— Start —
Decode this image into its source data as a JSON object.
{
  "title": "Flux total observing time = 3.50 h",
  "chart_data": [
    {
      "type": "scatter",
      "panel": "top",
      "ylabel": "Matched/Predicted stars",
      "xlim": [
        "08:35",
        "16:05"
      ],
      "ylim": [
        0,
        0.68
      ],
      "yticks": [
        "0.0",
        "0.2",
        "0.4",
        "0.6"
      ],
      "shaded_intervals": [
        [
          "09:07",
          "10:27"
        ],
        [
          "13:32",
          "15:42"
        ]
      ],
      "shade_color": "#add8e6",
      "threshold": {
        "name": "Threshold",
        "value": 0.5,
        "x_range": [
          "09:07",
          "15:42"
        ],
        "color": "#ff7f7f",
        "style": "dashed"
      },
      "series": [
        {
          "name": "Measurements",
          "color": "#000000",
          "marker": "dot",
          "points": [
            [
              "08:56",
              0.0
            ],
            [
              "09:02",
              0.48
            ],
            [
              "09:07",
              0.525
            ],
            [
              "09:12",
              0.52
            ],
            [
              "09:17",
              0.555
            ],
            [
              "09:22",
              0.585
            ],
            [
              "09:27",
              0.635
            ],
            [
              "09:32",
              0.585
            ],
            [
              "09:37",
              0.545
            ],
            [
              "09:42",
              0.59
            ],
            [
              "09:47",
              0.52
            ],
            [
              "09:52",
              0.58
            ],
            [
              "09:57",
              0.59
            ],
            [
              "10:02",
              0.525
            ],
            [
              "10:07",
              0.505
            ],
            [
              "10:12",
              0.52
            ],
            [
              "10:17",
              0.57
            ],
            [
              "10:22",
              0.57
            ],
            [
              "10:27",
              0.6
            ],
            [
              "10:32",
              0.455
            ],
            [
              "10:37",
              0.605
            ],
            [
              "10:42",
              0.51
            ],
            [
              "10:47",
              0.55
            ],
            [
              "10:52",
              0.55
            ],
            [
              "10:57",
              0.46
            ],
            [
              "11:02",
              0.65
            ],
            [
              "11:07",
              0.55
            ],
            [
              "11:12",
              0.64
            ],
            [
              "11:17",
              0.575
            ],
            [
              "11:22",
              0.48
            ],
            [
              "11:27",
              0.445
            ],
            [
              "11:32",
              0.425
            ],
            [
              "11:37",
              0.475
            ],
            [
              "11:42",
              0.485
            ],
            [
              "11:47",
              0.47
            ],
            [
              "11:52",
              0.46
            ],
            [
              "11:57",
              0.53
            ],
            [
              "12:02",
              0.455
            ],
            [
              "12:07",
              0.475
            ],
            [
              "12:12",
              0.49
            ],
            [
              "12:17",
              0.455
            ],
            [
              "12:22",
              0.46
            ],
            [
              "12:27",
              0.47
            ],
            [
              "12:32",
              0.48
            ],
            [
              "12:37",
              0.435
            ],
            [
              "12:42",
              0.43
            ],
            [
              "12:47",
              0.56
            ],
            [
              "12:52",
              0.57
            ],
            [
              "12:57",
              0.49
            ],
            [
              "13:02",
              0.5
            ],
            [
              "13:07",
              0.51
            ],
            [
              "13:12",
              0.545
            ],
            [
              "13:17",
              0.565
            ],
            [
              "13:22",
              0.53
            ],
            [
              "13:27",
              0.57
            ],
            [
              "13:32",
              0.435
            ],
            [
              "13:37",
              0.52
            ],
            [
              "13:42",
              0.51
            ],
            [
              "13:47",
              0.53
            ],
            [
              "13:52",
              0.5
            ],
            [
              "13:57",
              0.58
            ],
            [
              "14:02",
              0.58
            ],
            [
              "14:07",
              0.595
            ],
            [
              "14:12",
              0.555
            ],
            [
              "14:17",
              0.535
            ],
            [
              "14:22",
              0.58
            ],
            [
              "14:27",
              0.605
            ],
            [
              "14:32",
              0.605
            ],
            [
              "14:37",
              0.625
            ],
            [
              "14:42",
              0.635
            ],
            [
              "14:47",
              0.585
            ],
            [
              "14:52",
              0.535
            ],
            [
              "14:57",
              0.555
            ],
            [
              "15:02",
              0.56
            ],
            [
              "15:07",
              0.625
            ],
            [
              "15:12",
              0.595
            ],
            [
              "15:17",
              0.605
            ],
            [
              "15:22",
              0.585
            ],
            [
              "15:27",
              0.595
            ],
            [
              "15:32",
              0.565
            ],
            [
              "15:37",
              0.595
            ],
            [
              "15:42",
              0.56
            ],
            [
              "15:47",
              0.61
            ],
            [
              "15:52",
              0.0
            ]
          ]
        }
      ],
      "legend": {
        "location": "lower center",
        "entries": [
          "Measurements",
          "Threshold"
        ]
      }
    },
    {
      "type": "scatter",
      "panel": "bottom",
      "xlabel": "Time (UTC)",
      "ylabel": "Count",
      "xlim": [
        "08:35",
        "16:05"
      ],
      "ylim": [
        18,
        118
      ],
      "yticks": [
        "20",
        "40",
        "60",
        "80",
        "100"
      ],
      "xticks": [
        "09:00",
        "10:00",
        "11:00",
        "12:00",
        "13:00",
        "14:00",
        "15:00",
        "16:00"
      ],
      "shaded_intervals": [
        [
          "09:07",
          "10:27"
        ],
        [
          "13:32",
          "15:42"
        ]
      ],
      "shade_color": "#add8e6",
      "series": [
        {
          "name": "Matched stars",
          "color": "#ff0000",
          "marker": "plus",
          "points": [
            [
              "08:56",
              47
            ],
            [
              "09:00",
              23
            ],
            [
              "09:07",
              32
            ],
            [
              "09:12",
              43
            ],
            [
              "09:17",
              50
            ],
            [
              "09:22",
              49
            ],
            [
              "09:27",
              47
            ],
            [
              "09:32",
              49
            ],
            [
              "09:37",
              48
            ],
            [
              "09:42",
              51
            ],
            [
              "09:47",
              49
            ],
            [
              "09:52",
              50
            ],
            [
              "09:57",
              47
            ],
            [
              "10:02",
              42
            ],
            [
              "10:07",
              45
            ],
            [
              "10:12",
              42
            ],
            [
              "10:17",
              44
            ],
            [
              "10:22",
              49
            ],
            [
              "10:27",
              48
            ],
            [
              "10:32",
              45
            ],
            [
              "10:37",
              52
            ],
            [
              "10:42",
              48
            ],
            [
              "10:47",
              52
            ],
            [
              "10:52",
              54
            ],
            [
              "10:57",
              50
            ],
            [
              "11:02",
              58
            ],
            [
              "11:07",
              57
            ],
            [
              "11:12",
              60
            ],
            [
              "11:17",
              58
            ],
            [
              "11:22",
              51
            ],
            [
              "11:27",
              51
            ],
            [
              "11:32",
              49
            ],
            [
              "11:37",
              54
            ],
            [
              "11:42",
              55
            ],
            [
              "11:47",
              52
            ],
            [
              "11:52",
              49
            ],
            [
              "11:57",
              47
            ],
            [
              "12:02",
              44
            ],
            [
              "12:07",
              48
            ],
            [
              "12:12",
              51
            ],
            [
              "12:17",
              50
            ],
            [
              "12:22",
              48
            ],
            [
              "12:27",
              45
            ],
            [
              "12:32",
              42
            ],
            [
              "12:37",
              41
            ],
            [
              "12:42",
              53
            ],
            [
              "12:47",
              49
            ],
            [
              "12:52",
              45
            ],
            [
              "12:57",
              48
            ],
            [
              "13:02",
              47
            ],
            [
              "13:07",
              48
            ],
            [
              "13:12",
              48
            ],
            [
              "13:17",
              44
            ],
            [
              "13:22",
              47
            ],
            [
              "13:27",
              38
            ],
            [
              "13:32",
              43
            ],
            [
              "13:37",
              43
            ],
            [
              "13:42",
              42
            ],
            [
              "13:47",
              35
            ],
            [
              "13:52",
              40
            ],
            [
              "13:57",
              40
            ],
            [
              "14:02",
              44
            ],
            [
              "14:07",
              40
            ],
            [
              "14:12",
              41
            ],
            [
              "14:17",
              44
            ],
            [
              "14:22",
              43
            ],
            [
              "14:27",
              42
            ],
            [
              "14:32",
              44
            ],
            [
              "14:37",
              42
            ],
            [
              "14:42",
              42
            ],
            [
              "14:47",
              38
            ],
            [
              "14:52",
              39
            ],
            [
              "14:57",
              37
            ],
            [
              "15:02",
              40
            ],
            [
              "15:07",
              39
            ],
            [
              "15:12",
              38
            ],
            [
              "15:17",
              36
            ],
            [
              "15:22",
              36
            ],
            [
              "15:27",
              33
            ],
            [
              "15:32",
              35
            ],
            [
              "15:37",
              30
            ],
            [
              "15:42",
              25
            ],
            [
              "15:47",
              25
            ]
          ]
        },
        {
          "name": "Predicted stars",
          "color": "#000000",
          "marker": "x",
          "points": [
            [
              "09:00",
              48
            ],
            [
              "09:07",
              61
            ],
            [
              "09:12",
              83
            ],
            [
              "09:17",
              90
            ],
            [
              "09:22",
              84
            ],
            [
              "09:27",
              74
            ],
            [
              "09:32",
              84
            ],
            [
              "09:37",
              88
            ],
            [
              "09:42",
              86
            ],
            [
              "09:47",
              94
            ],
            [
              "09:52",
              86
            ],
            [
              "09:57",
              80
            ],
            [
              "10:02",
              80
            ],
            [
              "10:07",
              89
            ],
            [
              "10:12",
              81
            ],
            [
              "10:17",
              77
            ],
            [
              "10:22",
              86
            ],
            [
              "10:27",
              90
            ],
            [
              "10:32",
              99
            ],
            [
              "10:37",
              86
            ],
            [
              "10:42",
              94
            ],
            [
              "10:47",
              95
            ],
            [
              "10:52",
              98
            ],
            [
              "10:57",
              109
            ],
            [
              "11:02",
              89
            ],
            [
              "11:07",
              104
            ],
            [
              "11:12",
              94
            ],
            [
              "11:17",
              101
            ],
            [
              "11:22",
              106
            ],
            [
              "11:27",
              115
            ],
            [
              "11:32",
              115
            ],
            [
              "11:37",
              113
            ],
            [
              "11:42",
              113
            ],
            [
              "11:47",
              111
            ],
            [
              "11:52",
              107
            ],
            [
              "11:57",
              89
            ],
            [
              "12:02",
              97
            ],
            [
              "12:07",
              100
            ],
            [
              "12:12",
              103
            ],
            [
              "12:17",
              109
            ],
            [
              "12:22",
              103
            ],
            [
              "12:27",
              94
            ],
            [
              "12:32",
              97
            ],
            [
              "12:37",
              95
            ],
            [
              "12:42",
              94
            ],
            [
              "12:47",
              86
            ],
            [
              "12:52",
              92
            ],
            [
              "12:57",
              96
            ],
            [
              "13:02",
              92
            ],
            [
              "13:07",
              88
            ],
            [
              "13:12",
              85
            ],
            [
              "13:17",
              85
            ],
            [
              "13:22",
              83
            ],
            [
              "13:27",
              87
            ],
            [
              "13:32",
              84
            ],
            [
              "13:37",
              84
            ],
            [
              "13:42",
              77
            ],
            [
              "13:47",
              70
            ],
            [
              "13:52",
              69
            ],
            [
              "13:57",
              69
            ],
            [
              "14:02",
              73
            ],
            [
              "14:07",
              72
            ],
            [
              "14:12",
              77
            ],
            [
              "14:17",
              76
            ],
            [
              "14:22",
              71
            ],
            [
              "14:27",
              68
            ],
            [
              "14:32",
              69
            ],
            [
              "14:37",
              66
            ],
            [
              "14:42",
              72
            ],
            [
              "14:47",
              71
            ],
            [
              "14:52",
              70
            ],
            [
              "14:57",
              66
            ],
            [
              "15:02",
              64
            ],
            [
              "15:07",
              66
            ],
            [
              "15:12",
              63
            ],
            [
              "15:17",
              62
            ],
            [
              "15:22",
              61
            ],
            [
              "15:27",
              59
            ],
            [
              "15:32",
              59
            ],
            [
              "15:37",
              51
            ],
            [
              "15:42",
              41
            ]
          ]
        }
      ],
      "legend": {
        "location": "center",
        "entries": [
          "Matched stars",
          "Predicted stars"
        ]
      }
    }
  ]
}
— End —
* **Instruction**
In the listing above, find the lines holding the word "center" and copy them.

* **Answer below**
        "location": "lower center",
        "location": "center",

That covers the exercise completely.